Aim of the task:
Write out the entries below without any changes, starting at the first line and ending at the line that contains "174, 636, 396]", with both of those lines included.

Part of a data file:
## start

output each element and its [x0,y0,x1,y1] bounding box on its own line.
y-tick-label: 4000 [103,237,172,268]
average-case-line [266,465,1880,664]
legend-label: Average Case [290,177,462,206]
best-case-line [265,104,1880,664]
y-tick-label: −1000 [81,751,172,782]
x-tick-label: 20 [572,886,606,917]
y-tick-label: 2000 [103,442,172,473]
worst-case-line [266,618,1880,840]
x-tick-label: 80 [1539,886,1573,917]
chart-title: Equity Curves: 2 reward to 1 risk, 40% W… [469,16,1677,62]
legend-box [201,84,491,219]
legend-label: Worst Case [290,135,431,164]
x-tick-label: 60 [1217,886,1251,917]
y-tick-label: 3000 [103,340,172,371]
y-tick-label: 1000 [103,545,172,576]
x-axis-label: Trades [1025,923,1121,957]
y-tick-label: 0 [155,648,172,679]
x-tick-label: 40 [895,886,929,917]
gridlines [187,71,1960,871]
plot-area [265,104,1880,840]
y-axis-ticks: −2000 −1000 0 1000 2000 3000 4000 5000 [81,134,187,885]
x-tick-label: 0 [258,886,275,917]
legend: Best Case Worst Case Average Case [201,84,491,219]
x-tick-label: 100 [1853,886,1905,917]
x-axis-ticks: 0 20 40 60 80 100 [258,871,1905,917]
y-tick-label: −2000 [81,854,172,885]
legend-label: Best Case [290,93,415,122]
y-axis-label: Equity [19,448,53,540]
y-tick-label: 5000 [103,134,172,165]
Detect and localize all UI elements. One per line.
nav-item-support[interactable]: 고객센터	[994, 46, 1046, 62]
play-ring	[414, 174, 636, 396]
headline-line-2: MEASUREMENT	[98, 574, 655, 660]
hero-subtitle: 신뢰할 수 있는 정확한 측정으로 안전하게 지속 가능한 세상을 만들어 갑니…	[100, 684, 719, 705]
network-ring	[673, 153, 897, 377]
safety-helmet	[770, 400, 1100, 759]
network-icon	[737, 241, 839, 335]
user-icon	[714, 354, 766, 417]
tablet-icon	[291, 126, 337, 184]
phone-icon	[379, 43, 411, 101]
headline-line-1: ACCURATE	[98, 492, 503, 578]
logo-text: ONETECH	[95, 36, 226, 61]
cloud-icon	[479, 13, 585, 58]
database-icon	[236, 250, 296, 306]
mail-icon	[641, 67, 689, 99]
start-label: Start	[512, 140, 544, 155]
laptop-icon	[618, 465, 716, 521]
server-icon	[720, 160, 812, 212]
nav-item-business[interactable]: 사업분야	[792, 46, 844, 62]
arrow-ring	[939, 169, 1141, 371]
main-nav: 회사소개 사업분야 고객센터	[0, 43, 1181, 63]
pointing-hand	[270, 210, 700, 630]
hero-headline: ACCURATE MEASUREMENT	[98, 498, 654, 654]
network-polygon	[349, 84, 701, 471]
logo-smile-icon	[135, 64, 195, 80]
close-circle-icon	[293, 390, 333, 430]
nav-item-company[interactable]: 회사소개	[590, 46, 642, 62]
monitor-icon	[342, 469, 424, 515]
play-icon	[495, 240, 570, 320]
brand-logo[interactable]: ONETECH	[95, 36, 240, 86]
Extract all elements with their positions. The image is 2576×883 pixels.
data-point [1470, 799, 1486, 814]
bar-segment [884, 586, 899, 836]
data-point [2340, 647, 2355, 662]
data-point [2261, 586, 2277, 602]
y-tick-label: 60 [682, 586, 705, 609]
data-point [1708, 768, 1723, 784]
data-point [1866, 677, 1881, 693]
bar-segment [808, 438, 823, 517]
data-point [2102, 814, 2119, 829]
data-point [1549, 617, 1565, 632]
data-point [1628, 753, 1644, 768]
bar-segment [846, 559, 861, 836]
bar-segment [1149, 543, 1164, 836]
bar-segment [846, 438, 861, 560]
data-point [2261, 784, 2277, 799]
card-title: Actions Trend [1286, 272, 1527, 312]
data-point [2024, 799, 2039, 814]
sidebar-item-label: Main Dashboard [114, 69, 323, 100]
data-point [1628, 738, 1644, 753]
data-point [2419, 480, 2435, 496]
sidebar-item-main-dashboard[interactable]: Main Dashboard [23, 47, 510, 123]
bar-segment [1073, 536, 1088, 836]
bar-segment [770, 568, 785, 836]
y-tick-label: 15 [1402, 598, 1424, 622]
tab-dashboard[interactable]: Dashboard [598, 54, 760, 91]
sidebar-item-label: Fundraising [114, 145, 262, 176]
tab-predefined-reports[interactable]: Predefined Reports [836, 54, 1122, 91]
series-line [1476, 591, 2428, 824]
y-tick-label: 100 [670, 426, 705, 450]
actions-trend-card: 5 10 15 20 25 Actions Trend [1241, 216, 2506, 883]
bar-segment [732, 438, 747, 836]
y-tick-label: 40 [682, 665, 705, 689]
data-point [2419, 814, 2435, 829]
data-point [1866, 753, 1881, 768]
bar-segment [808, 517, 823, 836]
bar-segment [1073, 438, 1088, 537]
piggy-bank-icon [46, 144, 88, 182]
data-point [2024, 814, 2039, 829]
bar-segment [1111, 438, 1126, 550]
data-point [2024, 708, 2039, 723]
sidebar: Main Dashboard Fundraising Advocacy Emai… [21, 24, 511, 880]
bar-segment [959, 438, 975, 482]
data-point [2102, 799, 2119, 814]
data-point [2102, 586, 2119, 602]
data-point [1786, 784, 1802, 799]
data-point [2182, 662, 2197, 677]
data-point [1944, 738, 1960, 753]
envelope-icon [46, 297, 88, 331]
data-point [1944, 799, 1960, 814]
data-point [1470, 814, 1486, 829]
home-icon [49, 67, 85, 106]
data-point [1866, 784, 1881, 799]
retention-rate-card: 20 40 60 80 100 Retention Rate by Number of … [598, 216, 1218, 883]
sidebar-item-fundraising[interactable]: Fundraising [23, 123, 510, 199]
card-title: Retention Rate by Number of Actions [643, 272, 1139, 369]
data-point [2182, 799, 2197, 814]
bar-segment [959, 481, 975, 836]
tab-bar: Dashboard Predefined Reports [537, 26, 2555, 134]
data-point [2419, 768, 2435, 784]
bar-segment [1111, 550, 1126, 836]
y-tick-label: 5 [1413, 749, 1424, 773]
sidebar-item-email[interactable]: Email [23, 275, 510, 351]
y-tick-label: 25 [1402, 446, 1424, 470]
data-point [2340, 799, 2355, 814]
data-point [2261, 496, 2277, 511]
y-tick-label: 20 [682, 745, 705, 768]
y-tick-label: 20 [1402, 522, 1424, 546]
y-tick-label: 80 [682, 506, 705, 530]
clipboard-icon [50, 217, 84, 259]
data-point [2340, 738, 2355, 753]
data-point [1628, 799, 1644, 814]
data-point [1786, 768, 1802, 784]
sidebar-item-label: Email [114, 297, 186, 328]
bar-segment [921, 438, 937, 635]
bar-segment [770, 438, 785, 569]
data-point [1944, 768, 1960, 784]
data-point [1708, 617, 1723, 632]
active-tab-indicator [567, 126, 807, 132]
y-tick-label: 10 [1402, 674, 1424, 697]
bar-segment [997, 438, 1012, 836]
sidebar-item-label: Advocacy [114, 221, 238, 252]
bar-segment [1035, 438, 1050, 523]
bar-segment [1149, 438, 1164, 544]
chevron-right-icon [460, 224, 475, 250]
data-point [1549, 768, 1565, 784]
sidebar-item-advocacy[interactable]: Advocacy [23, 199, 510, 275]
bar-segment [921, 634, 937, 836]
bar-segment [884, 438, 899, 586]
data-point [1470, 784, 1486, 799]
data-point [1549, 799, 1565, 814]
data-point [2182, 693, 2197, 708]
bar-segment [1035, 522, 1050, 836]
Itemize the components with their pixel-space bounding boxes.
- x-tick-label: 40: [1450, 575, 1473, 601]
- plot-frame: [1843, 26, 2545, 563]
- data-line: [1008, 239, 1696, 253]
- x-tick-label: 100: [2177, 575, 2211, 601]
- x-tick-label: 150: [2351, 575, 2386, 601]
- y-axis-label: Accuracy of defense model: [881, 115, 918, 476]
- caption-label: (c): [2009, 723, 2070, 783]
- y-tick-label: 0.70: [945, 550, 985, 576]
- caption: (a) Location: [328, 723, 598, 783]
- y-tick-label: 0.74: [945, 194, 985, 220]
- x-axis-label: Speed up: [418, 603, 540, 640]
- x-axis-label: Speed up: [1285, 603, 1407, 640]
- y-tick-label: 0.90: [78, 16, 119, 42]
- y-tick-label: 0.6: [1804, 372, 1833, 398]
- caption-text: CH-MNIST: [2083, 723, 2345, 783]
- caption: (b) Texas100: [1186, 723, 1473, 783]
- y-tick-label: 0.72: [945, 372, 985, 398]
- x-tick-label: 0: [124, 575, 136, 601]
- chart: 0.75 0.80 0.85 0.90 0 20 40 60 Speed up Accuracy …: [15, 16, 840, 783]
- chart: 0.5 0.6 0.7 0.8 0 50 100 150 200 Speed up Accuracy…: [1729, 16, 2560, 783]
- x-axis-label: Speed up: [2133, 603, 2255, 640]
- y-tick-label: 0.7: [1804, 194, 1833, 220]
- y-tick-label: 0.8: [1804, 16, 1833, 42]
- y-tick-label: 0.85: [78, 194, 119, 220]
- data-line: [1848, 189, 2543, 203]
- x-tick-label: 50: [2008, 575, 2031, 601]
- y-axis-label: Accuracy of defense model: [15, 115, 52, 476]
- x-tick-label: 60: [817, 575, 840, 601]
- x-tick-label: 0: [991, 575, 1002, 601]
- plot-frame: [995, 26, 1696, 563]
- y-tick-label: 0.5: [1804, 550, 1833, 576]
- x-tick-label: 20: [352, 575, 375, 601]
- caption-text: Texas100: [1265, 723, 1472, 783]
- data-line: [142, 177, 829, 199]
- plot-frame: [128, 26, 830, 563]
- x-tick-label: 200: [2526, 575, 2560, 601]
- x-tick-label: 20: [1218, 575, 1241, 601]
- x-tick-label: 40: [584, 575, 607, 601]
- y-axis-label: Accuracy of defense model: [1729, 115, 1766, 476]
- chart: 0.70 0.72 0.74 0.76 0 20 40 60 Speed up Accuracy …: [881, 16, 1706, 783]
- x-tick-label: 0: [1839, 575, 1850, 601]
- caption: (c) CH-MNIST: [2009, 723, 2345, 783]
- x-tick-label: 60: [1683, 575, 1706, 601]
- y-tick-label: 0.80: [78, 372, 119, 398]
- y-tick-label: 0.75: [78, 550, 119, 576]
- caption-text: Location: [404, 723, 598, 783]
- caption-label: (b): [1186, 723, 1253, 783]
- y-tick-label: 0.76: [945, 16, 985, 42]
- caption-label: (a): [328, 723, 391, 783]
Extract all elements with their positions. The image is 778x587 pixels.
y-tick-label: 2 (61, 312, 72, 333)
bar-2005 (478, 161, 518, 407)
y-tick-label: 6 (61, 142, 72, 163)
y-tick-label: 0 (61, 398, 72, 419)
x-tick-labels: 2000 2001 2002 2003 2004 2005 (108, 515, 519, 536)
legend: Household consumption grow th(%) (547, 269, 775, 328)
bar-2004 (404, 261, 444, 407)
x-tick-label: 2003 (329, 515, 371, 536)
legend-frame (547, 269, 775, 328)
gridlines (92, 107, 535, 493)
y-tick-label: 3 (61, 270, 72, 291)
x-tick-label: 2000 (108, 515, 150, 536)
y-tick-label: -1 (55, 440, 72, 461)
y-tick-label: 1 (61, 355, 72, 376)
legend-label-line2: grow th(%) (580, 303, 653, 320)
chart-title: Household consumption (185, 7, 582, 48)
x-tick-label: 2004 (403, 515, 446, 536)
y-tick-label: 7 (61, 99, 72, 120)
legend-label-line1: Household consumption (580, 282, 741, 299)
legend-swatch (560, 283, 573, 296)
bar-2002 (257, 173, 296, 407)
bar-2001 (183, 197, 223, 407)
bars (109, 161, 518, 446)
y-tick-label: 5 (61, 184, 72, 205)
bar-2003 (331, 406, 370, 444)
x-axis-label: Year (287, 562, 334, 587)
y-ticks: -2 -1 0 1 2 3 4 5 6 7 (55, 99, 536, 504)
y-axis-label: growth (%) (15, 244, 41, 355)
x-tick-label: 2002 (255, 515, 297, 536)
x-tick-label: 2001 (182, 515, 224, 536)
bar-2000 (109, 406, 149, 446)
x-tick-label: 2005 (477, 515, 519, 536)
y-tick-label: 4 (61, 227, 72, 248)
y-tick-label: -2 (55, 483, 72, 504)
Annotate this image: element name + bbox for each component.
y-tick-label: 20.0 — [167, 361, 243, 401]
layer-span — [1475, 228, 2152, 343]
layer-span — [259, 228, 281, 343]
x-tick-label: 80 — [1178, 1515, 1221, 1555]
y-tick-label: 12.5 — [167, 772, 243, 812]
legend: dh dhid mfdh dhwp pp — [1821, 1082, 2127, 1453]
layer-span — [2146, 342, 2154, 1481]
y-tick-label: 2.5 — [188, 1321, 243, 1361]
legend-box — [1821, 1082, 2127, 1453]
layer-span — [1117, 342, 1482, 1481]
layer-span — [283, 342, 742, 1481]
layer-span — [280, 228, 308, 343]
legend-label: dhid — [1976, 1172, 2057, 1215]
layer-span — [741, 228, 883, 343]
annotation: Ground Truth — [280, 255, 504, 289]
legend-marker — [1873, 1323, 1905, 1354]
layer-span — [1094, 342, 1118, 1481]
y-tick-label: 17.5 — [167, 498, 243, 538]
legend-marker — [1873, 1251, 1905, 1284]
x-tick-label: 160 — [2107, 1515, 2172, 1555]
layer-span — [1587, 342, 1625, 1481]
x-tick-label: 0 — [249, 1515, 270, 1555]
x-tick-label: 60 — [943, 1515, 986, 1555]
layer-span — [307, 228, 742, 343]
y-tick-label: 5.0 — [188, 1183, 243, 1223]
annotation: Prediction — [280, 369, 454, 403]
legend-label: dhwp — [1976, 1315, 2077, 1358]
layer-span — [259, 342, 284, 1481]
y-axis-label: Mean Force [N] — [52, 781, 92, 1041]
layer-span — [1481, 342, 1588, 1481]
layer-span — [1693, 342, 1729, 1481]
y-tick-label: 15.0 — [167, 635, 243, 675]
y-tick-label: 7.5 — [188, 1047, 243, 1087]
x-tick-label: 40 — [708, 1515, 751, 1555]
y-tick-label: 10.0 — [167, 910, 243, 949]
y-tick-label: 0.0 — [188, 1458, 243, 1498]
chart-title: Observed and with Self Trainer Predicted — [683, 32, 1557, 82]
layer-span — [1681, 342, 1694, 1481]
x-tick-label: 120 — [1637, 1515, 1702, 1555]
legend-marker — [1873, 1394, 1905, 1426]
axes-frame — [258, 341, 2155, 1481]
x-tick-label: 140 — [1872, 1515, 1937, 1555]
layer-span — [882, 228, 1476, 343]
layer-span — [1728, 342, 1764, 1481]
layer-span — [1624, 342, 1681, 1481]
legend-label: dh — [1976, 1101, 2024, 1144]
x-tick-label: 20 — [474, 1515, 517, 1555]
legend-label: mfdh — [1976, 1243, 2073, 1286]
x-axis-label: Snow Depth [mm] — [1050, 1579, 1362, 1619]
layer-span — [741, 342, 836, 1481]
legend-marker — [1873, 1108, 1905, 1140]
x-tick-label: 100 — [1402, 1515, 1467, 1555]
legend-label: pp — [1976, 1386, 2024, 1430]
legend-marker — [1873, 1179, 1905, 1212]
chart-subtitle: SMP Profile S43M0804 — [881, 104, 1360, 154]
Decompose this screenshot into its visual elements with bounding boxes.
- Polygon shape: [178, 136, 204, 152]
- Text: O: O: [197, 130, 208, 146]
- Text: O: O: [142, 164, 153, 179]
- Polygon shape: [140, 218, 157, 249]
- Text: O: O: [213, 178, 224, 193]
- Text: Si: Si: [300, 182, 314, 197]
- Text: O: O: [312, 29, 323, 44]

## end

Written solution:
output each element and its [x0,y0,x1,y1] bounding box on its own line.
y-tick-label: 4000 [103,237,172,268]
average-case-line [266,465,1880,664]
legend-label: Average Case [290,177,462,206]
best-case-line [265,104,1880,664]
y-tick-label: −1000 [81,751,172,782]
x-tick-label: 20 [572,886,606,917]
y-tick-label: 2000 [103,442,172,473]
worst-case-line [266,618,1880,840]
x-tick-label: 80 [1539,886,1573,917]
chart-title: Equity Curves: 2 reward to 1 risk, 40% W… [469,16,1677,62]
legend-box [201,84,491,219]
legend-label: Worst Case [290,135,431,164]
x-tick-label: 60 [1217,886,1251,917]
y-tick-label: 3000 [103,340,172,371]
y-tick-label: 1000 [103,545,172,576]
x-axis-label: Trades [1025,923,1121,957]
y-tick-label: 0 [155,648,172,679]
x-tick-label: 40 [895,886,929,917]
gridlines [187,71,1960,871]
plot-area [265,104,1880,840]
y-axis-ticks: −2000 −1000 0 1000 2000 3000 4000 5000 [81,134,187,885]
x-tick-label: 0 [258,886,275,917]
legend: Best Case Worst Case Average Case [201,84,491,219]
x-tick-label: 100 [1853,886,1905,917]
x-axis-ticks: 0 20 40 60 80 100 [258,871,1905,917]
y-tick-label: −2000 [81,854,172,885]
legend-label: Best Case [290,93,415,122]
y-axis-label: Equity [19,448,53,540]
y-tick-label: 5000 [103,134,172,165]
Detect and localize all UI elements. One per line.
nav-item-support[interactable]: 고객센터	[994, 46, 1046, 62]
play-ring	[414, 174, 636, 396]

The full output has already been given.